Reproduce the listing word for word, leaving every picture behind.

▬▬▬▬▬▬▬▬▬▬

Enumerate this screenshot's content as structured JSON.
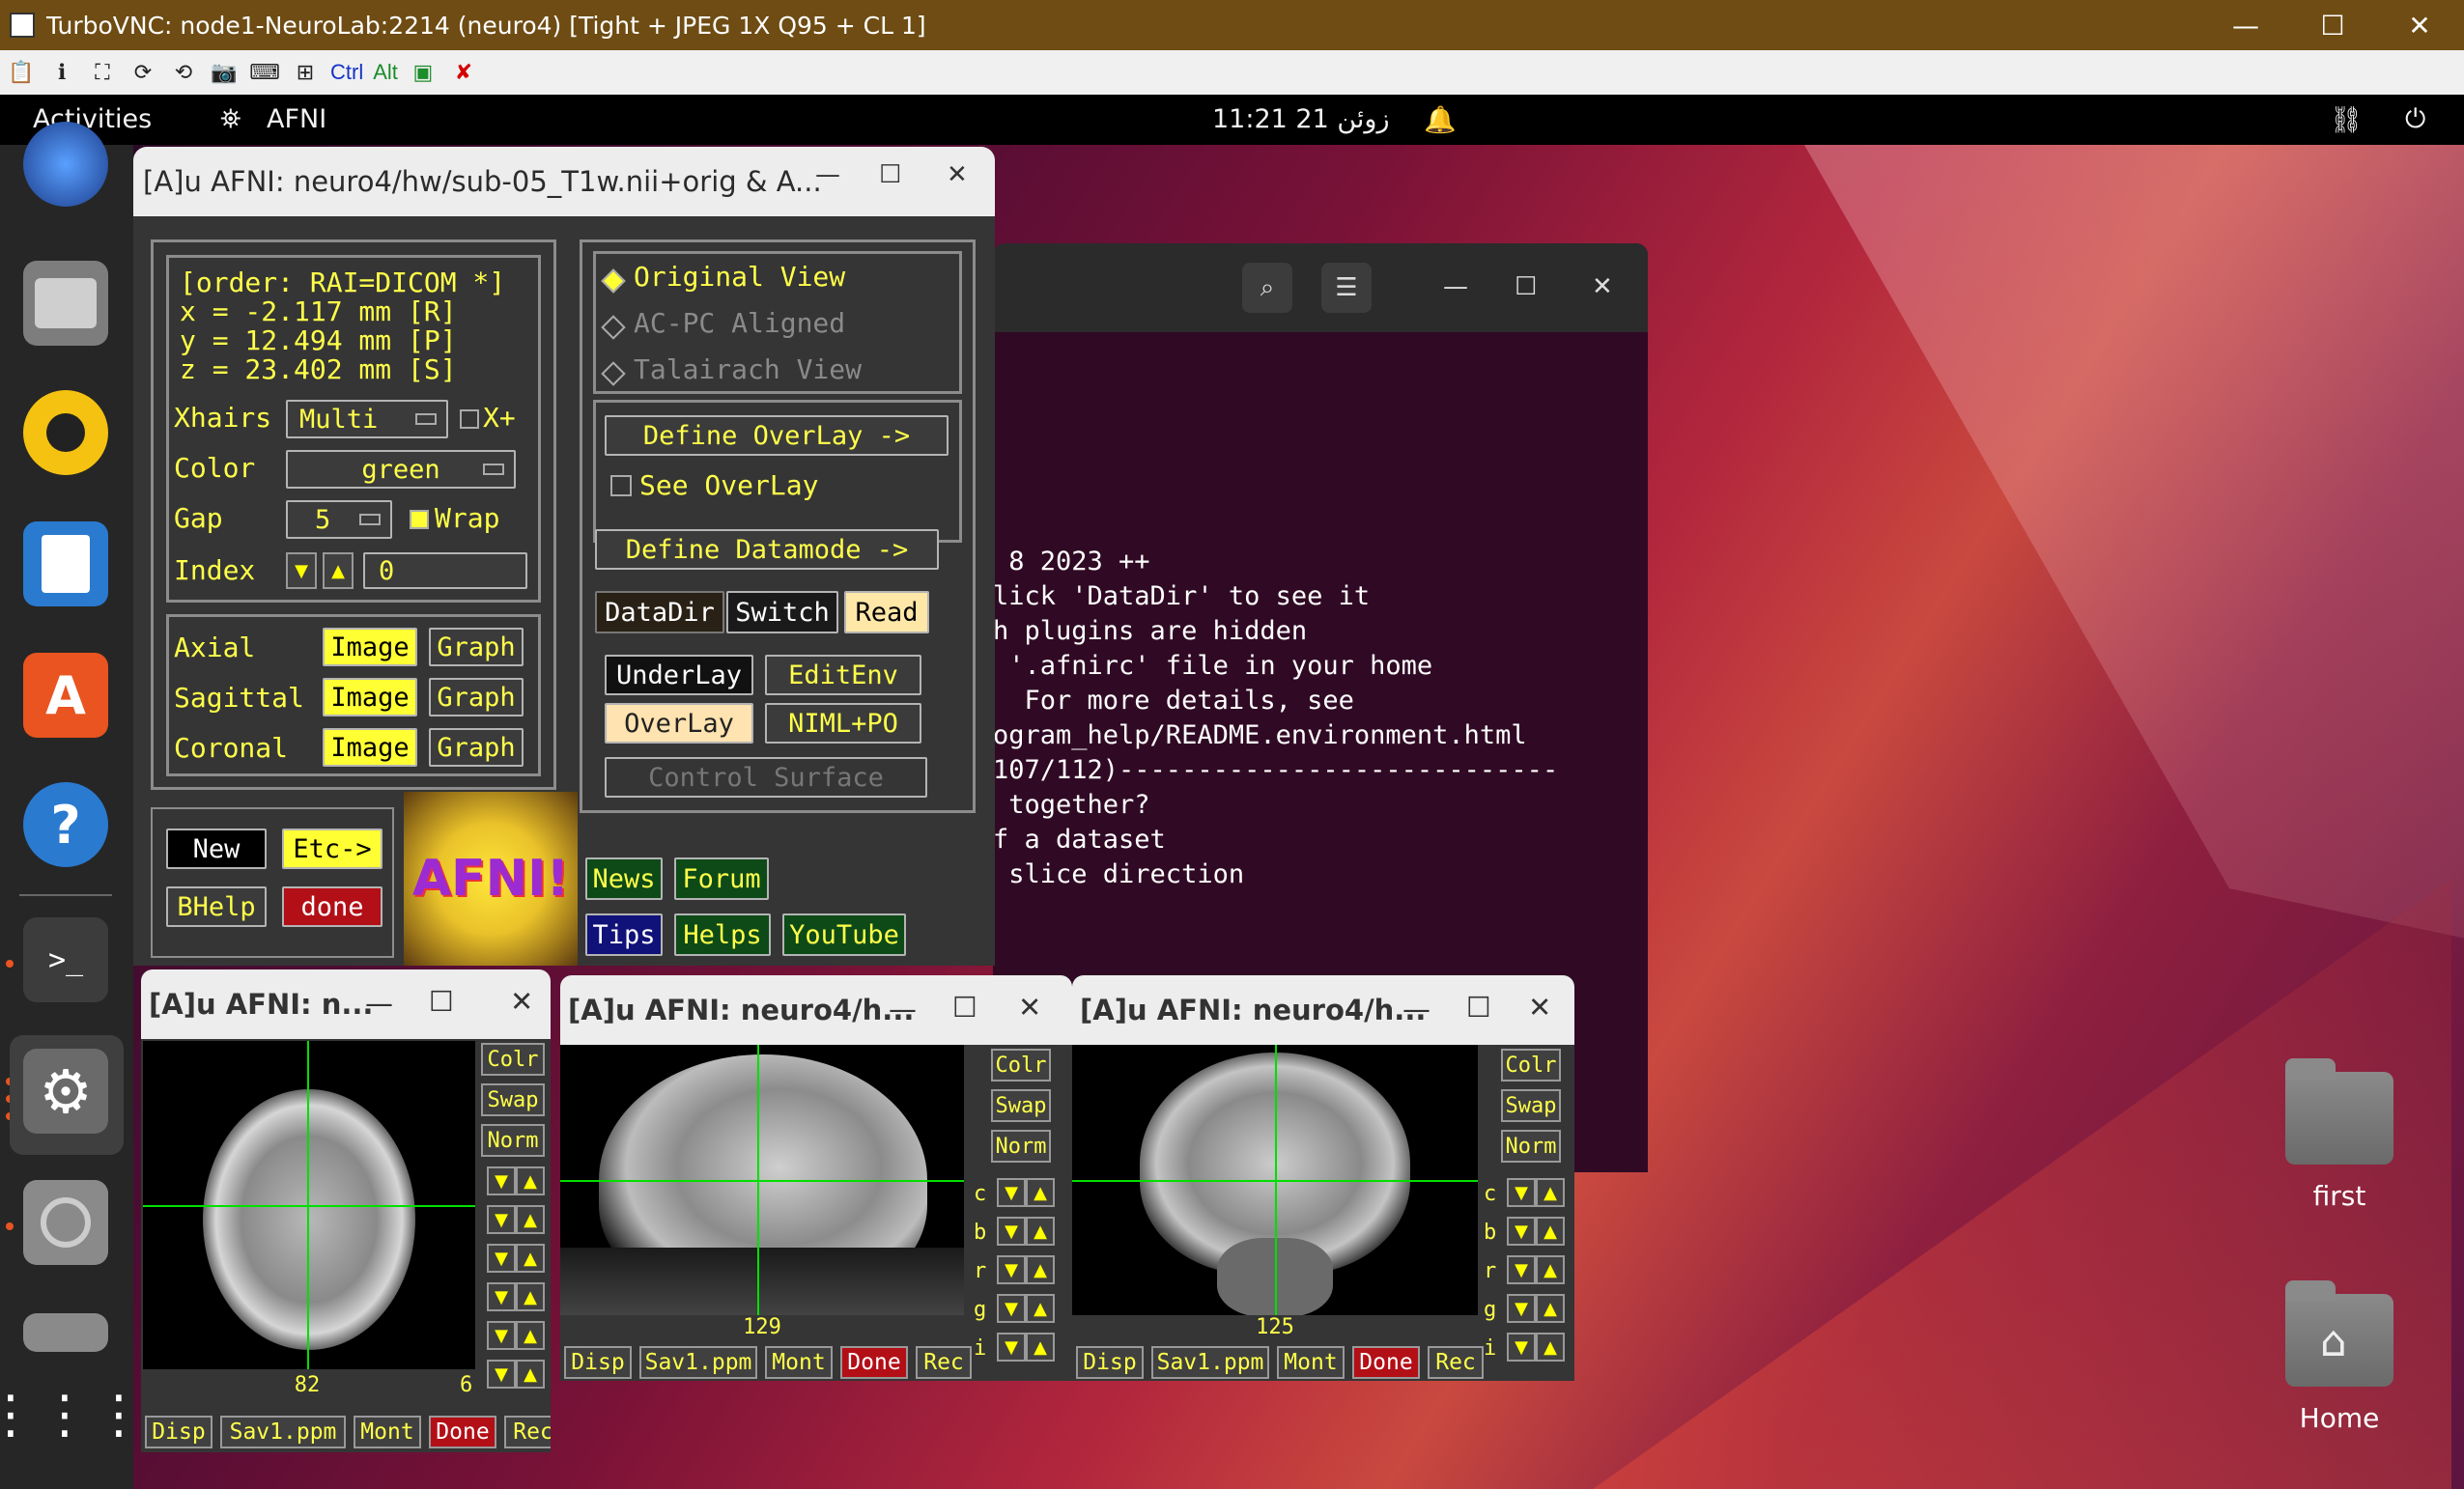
{
  "vnc": {
    "title": "TurboVNC: node1-NeuroLab:2214 (neuro4) [Tight + JPEG 1X Q95 + CL 1]",
    "ctrl": "Ctrl",
    "alt": "Alt"
  },
  "topbar": {
    "activities": "Activities",
    "app": "AFNI",
    "clock": "11:21  21 زوئن"
  },
  "terminal": {
    "lines": [
      " 8 2023 ++",
      "lick 'DataDir' to see it",
      "h plugins are hidden",
      " '.afnirc' file in your home",
      "  For more details, see",
      "ogram_help/README.environment.html",
      "",
      "",
      "107/112)----------------------------",
      " together?",
      "f a dataset",
      " slice direction"
    ]
  },
  "afni": {
    "title": "[A]u AFNI: neuro4/hw/sub-05_T1w.nii+orig & A...",
    "coords": {
      "order": "[order: RAI=DICOM *]",
      "x": "x =   -2.117 mm [R]",
      "y": "y =   12.494 mm [P]",
      "z": "z =   23.402 mm [S]"
    },
    "xhairs_label": "Xhairs",
    "xhairs_value": "Multi",
    "xplus": "X+",
    "color_label": "Color",
    "color_value": "green",
    "gap_label": "Gap",
    "gap_value": "5",
    "wrap": "Wrap",
    "index_label": "Index",
    "index_value": "0",
    "views": [
      {
        "name": "Axial",
        "image": "Image",
        "graph": "Graph"
      },
      {
        "name": "Sagittal",
        "image": "Image",
        "graph": "Graph"
      },
      {
        "name": "Coronal",
        "image": "Image",
        "graph": "Graph"
      }
    ],
    "new": "New",
    "etc": "Etc->",
    "bhelp": "BHelp",
    "done": "done",
    "logo": "AFNI!",
    "view_modes": [
      "Original View",
      "AC-PC Aligned",
      "Talairach View"
    ],
    "define_overlay": "Define OverLay ->",
    "see_overlay": "See OverLay",
    "define_datamode": "Define Datamode ->",
    "datadir": "DataDir",
    "switch": "Switch",
    "read": "Read",
    "underlay": "UnderLay",
    "editenv": "EditEnv",
    "overlay": "OverLay",
    "niml": "NIML+PO",
    "control_surface": "Control Surface",
    "news": "News",
    "forum": "Forum",
    "tips": "Tips",
    "helps": "Helps",
    "youtube": "YouTube"
  },
  "viewers": [
    {
      "title": "[A]u AFNI: n...",
      "slice": "82",
      "extra": "6",
      "side": [
        "Colr",
        "Swap",
        "Norm"
      ],
      "bottom": [
        "Disp",
        "Sav1.ppm",
        "Mont",
        "Done",
        "Rec"
      ]
    },
    {
      "title": "[A]u AFNI: neuro4/h...",
      "slice": "129",
      "side": [
        "Colr",
        "Swap",
        "Norm"
      ],
      "letters": [
        "c",
        "b",
        "r",
        "g",
        "i"
      ],
      "bottom": [
        "Disp",
        "Sav1.ppm",
        "Mont",
        "Done",
        "Rec"
      ]
    },
    {
      "title": "[A]u AFNI: neuro4/h...",
      "slice": "125",
      "side": [
        "Colr",
        "Swap",
        "Norm"
      ],
      "letters": [
        "c",
        "b",
        "r",
        "g",
        "i"
      ],
      "bottom": [
        "Disp",
        "Sav1.ppm",
        "Mont",
        "Done",
        "Rec"
      ]
    }
  ],
  "desktop": {
    "first": "first",
    "home": "Home"
  },
  "colors": {
    "accent": "#e95420",
    "afni_yellow": "#ffff33",
    "done_red": "#b30f17"
  }
}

▬▬▬▬▬▬▬▬▬▬

**ANSWER FOR THIS EXERCISE**
Enumerate this screenshot's content as structured JSON.
{
  "vnc": {
    "title": "TurboVNC: node1-NeuroLab:2214 (neuro4) [Tight + JPEG 1X Q95 + CL 1]",
    "ctrl": "Ctrl",
    "alt": "Alt"
  },
  "topbar": {
    "activities": "Activities",
    "app": "AFNI",
    "clock": "11:21  21 زوئن"
  },
  "terminal": {
    "lines": [
      " 8 2023 ++",
      "lick 'DataDir' to see it",
      "h plugins are hidden",
      " '.afnirc' file in your home",
      "  For more details, see",
      "ogram_help/README.environment.html",
      "",
      "",
      "107/112)----------------------------",
      " together?",
      "f a dataset",
      " slice direction"
    ]
  },
  "afni": {
    "title": "[A]u AFNI: neuro4/hw/sub-05_T1w.nii+orig & A...",
    "coords": {
      "order": "[order: RAI=DICOM *]",
      "x": "x =   -2.117 mm [R]",
      "y": "y =   12.494 mm [P]",
      "z": "z =   23.402 mm [S]"
    },
    "xhairs_label": "Xhairs",
    "xhairs_value": "Multi",
    "xplus": "X+",
    "color_label": "Color",
    "color_value": "green",
    "gap_label": "Gap",
    "gap_value": "5",
    "wrap": "Wrap",
    "index_label": "Index",
    "index_value": "0",
    "views": [
      {
        "name": "Axial",
        "image": "Image",
        "graph": "Graph"
      },
      {
        "name": "Sagittal",
        "image": "Image",
        "graph": "Graph"
      },
      {
        "name": "Coronal",
        "image": "Image",
        "graph": "Graph"
      }
    ],
    "new": "New",
    "etc": "Etc->",
    "bhelp": "BHelp",
    "done": "done",
    "logo": "AFNI!",
    "view_modes": [
      "Original View",
      "AC-PC Aligned",
      "Talairach View"
    ],
    "define_overlay": "Define OverLay ->",
    "see_overlay": "See OverLay",
    "define_datamode": "Define Datamode ->",
    "datadir": "DataDir",
    "switch": "Switch",
    "read": "Read",
    "underlay": "UnderLay",
    "editenv": "EditEnv",
    "overlay": "OverLay",
    "niml": "NIML+PO",
    "control_surface": "Control Surface",
    "news": "News",
    "forum": "Forum",
    "tips": "Tips",
    "helps": "Helps",
    "youtube": "YouTube"
  },
  "viewers": [
    {
      "title": "[A]u AFNI: n...",
      "slice": "82",
      "extra": "6",
      "side": [
        "Colr",
        "Swap",
        "Norm"
      ],
      "bottom": [
        "Disp",
        "Sav1.ppm",
        "Mont",
        "Done",
        "Rec"
      ]
    },
    {
      "title": "[A]u AFNI: neuro4/h...",
      "slice": "129",
      "side": [
        "Colr",
        "Swap",
        "Norm"
      ],
      "letters": [
        "c",
        "b",
        "r",
        "g",
        "i"
      ],
      "bottom": [
        "Disp",
        "Sav1.ppm",
        "Mont",
        "Done",
        "Rec"
      ]
    },
    {
      "title": "[A]u AFNI: neuro4/h...",
      "slice": "125",
      "side": [
        "Colr",
        "Swap",
        "Norm"
      ],
      "letters": [
        "c",
        "b",
        "r",
        "g",
        "i"
      ],
      "bottom": [
        "Disp",
        "Sav1.ppm",
        "Mont",
        "Done",
        "Rec"
      ]
    }
  ],
  "desktop": {
    "first": "first",
    "home": "Home"
  },
  "colors": {
    "accent": "#e95420",
    "afni_yellow": "#ffff33",
    "done_red": "#b30f17"
  }
}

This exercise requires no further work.